PROBLEM TO WORK ON: Pick out each line below containing "document".

[Extracted data entries]

----

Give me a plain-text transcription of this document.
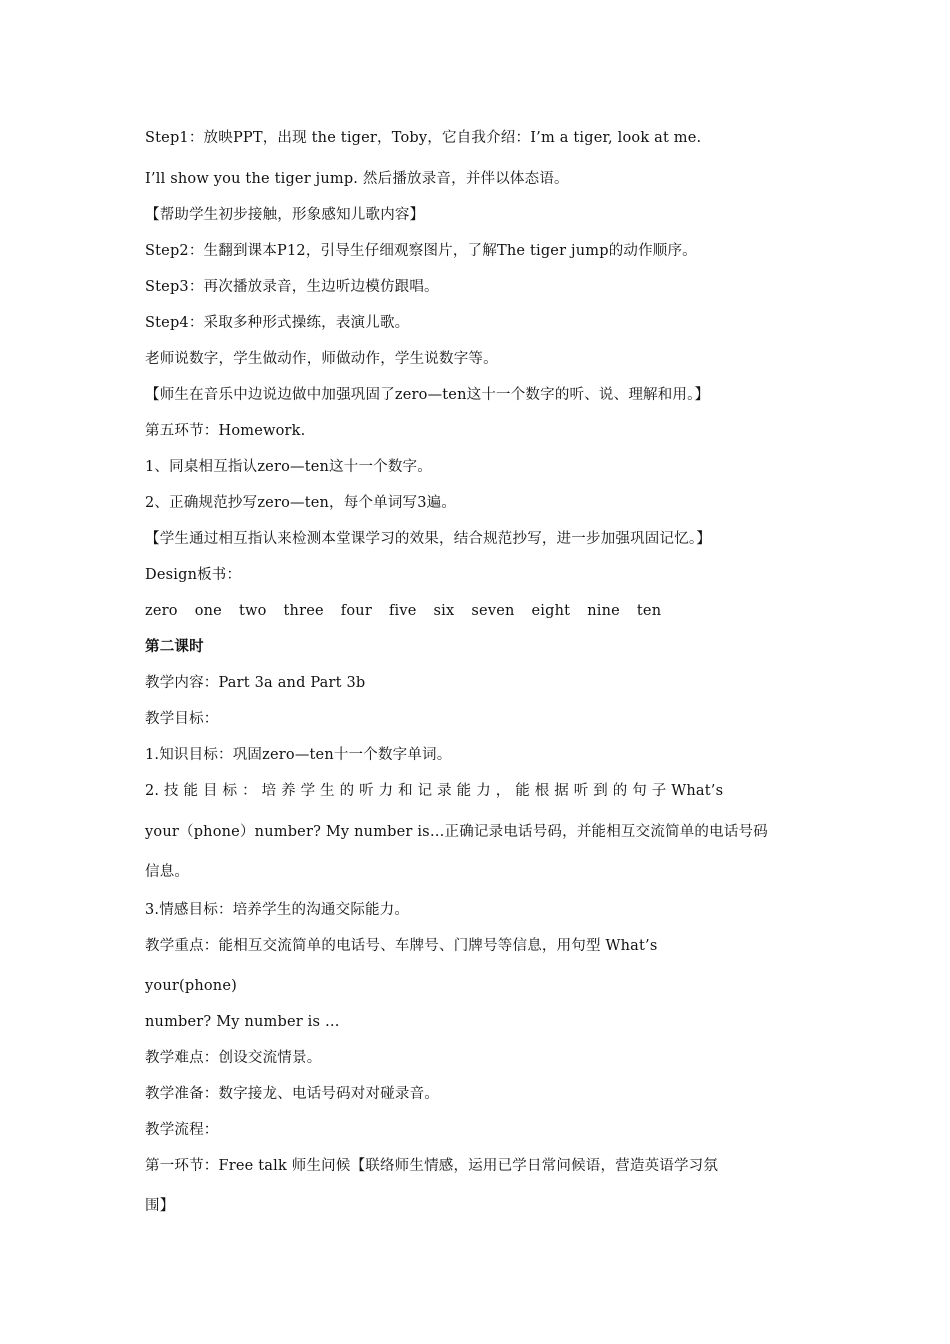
Step1：放映PPT，出现 the tiger，Toby，它自我介绍：I’m a tiger, look at me.
I’ll show you the tiger jump. 然后播放录音，并伴以体态语。
【帮助学生初步接触，形象感知儿歌内容】
Step2：生翻到课本P12，引导生仔细观察图片，了解The tiger jump的动作顺序。
Step3：再次播放录音，生边听边模仿跟唱。
Step4：采取多种形式操练，表演儿歌。
老师说数字，学生做动作，师做动作，学生说数字等。
【师生在音乐中边说边做中加强巩固了zero—ten这十一个数字的听、说、理解和用。】
第五环节：Homework.
1、同桌相互指认zero—ten这十一个数字。
2、正确规范抄写zero—ten，每个单词写3遍。
【学生通过相互指认来检测本堂课学习的效果，结合规范抄写，进一步加强巩固记忆。】
Design板书：
zero one two three four five six seven eight nine ten
第二课时
教学内容：Part 3a and Part 3b
教学目标：
1.知识目标：巩固zero—ten十一个数字单词。
2. 技 能 目 标 ： 培 养 学 生 的 听 力 和 记 录 能 力 ， 能 根 据 听 到 的 句 子 What’s
your（phone）number? My number is…正确记录电话号码，并能相互交流简单的电话号码
信息。
3.情感目标：培养学生的沟通交际能力。
教学重点：能相互交流简单的电话号、车牌号、门牌号等信息，用句型 What’s
your(phone)
number? My number is …
教学难点：创设交流情景。
教学准备：数字接龙、电话号码对对碰录音。
教学流程：
第一环节：Free talk 师生问候【联络师生情感，运用已学日常问候语，营造英语学习氛
围】
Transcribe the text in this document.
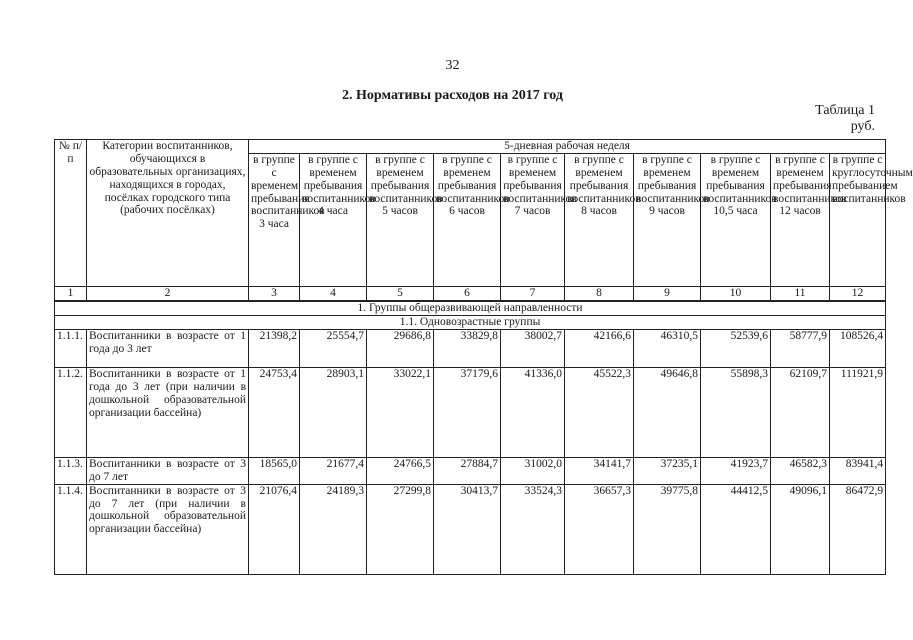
32
2. Нормативы расходов на 2017 год
Таблица 1
руб.
№ п/п	Категории воспитанников, обучающихся в образовательных организациях, находящихся в городах, посёлках городского типа (рабочих посёлках)	5-дневная рабочая неделя									
		в группе с временем пребывания воспитанников 3 часа	в группе с временем пребывания воспитанников 4 часа	в группе с временем пребывания воспитанников 5 часов	в группе с временем пребывания воспитанников 6 часов	в группе с временем пребывания воспитанников 7 часов	в группе с временем пребывания воспитанников 8 часов	в группе с временем пребывания воспитанников 9 часов	в группе с временем пребывания воспитанников 10,5 часа	в группе с временем пребывания воспитанников 12 часов	в группе с круглосуточным пребыванием воспитанников
1	2	3	4	5	6	7	8	9	10	11	12
1. Группы общеразвивающей направленности											
1.1. Одновозрастные группы											
1.1.1.	Воспитанники в возрасте от 1 года до 3 лет	21398,2	25554,7	29686,8	33829,8	38002,7	42166,6	46310,5	52539,6	58777,9	108526,4
1.1.2.	Воспитанники в возрасте от 1 года до 3 лет (при наличии в дошкольной образовательной организации бассейна)	24753,4	28903,1	33022,1	37179,6	41336,0	45522,3	49646,8	55898,3	62109,7	111921,9
1.1.3.	Воспитанники в возрасте от 3 до 7 лет	18565,0	21677,4	24766,5	27884,7	31002,0	34141,7	37235,1	41923,7	46582,3	83941,4
1.1.4.	Воспитанники в возрасте от 3 до 7 лет (при наличии в дошкольной образовательной организации бассейна)	21076,4	24189,3	27299,8	30413,7	33524,3	36657,3	39775,8	44412,5	49096,1	86472,9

----

WRITTEN REPLY:
Give me a plain-text transcription of this document.
Transcribe the text in this document.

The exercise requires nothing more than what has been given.